**Task to complete**
Quote the whole listing exactly. Leave the pictures out of your copy.

**Entries supplied**

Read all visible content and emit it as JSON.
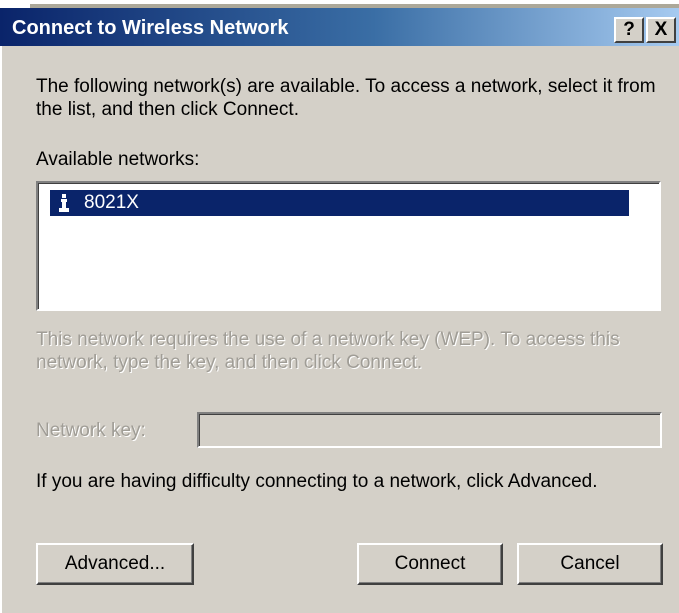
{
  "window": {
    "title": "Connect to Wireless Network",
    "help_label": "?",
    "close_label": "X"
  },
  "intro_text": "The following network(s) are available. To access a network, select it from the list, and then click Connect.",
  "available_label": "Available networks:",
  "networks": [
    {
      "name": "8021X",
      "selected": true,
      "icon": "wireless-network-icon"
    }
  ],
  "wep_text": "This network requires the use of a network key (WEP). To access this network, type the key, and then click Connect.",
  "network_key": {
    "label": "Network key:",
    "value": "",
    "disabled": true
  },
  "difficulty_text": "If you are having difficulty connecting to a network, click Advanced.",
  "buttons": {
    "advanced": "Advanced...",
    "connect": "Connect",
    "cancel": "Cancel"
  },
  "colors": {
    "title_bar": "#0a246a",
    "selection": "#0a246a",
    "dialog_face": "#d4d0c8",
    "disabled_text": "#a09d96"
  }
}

**The result**
Read all visible content and emit it as JSON.
{
  "window": {
    "title": "Connect to Wireless Network",
    "help_label": "?",
    "close_label": "X"
  },
  "intro_text": "The following network(s) are available. To access a network, select it from the list, and then click Connect.",
  "available_label": "Available networks:",
  "networks": [
    {
      "name": "8021X",
      "selected": true,
      "icon": "wireless-network-icon"
    }
  ],
  "wep_text": "This network requires the use of a network key (WEP). To access this network, type the key, and then click Connect.",
  "network_key": {
    "label": "Network key:",
    "value": "",
    "disabled": true
  },
  "difficulty_text": "If you are having difficulty connecting to a network, click Advanced.",
  "buttons": {
    "advanced": "Advanced...",
    "connect": "Connect",
    "cancel": "Cancel"
  },
  "colors": {
    "title_bar": "#0a246a",
    "selection": "#0a246a",
    "dialog_face": "#d4d0c8",
    "disabled_text": "#a09d96"
  }
}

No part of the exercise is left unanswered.